DOCUMENT SEGMENT:
☆ ☆ ☆ ☆ ☆
The 2023 Guildford Borough Council election is scheduled to take place on 4 May 2023 to elect members of Guildford Borough Council in England. This is on the same day as other local elections.

Boundary Changes
The election will be contested on new ward boundaries, due to a periodic review by the Local Government Boundary Commission for England. The council size will remain unchanged at 48 councillors.

Guildford Town

The boundary changes resulted in the abolition of Holy Trinity, Friary & St Nicolas and Christchurch wards in the town centre. St Nicolas was split off to become a new single-member ward. A new three-member Castle ward replaced most of Holy Trinity ward, and a new three-member ward named Stoke replaced most of the Friary area of Friary & St Nicolas ward. The area covered by the former Christchurch ward was split between the new Stoke and Castle wards and also between Burpham and Merrow wards, the latter of which were both expanded in the direction of the town centre. Elsewhere in the town the ward formerly known as Stoke kept the same boundaries but was renamed as Bellfields & Slyfield with the 'Stoke' name being transferred to the new town centre ward. The ward of Stoughton was split into Stoughton North and Stoughton South, both two-member wards. Westborough ward had its boundary with Onslow adjusted to follow the A3 and the railway line, and also had its boundary with Stoughton South adjusted to largely follow the Aldershot Road. Onslow had its boundary with Stoke and St Nicolas adjusted to follow Farnham Road and the railway line.
☆ ☆ ☆ ☆ ☆
PROVIDED RECORDS:
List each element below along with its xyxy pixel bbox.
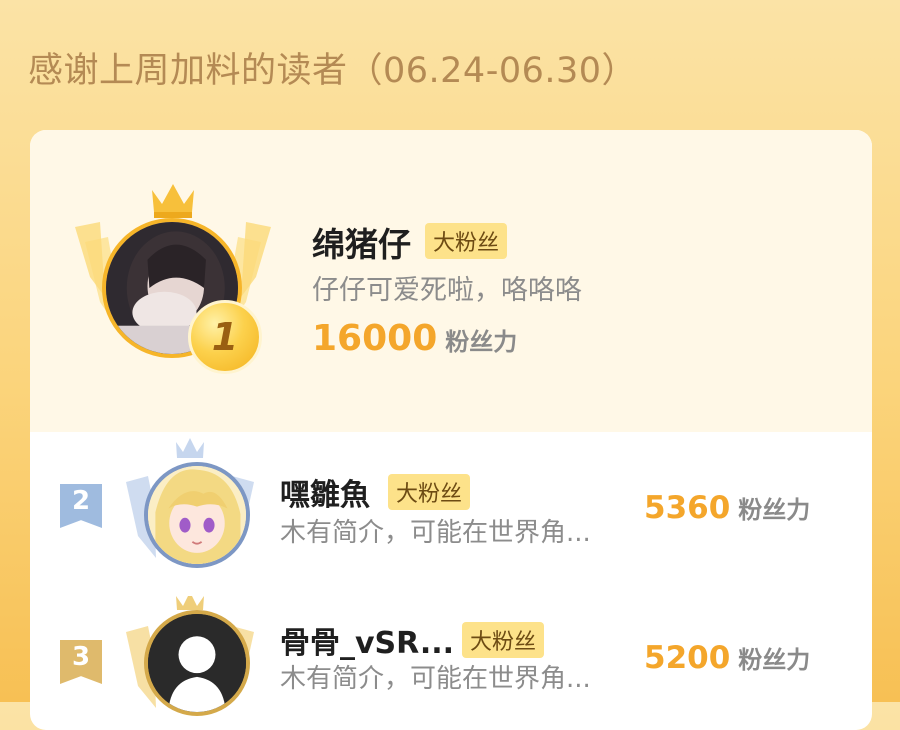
list-item[interactable]: 3 骨骨_vSR... 大粉丝 木有简介，可能在世界角... 5200 粉丝力 [30,592,872,730]
fan-power: 16000 粉丝力 [312,318,517,359]
reader-bio: 木有简介，可能在世界角... [280,518,591,548]
page-title: 感谢上周加料的读者（06.24-06.30） [28,51,638,91]
fan-power: 5200 粉丝力 [644,640,810,676]
top-reader-section: 1 绵猪仔 大粉丝 仔仔可爱死啦，咯咯咯 16000 粉丝力 [30,130,872,432]
rank-number: 3 [71,642,91,672]
reader-name[interactable]: 绵猪仔 [312,218,411,266]
fan-badge: 大粉丝 [425,223,508,259]
fan-power: 5360 粉丝力 [644,490,810,526]
crown-icon [176,438,204,458]
reader-bio: 仔仔可爱死啦，咯咯咯 [312,275,582,306]
rank-ribbon: 2 [60,484,102,528]
fan-badge: 大粉丝 [388,474,471,510]
fan-badge: 大粉丝 [462,622,545,658]
fan-power-value: 5200 [644,640,731,676]
list-item[interactable]: 2 嘿雛魚 大粉丝 木有简介，可能在世界角... 5360 粉丝力 [30,432,872,592]
avatar[interactable] [144,610,250,716]
rank-ribbon: 3 [60,640,102,684]
fan-power-unit: 粉丝力 [445,328,518,356]
gold-medal-icon: 1 [188,300,262,374]
avatar[interactable] [144,462,250,568]
fan-power-value: 16000 [312,318,438,359]
crown-icon [176,596,204,610]
rank-number: 1 [211,315,239,359]
reader-name[interactable]: 嘿雛魚 [280,470,370,514]
leaderboard-card: 1 绵猪仔 大粉丝 仔仔可爱死啦，咯咯咯 16000 粉丝力 2 嘿雛魚 大粉丝… [30,130,872,730]
fan-power-unit: 粉丝力 [738,496,811,524]
crown-icon [152,184,194,218]
reader-name[interactable]: 骨骨_vSR... [280,618,454,662]
reader-bio: 木有简介，可能在世界角... [280,664,591,694]
fan-power-unit: 粉丝力 [738,646,811,674]
rank-number: 2 [71,486,91,516]
fan-power-value: 5360 [644,490,731,526]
☆ ☆ ☆ ☆ ☆
REQUIREMENTS: Continue the account of the 2023 Guildford Borough Council election from the point where it stops.

TASK RESPONSE:
Western Villages

Worplesdon ward remained completely unchanged. Normandy ward and Pirbright ward were merged to create a new two-member Normandy & Pirbright ward. Ash South & Tongham was split into a new two-member Ash South ward, which has an adjusted boundary with Ash Wharf, and the Tongham area was moved into Pilgrims ward, making it a two-member ward. The boundary between Ash Vale and Ash Wharf was moved to north of Foxhurst Road cul-de-sac. Shalford ward's boundaries were unchanged.

Eastern Villages

Effingham, Tillingbourne, and Clandon & Horsley wards remained completely unchanged. Send ward and Lovelace ward were merged to create a new three-member Send & Lovelace ward.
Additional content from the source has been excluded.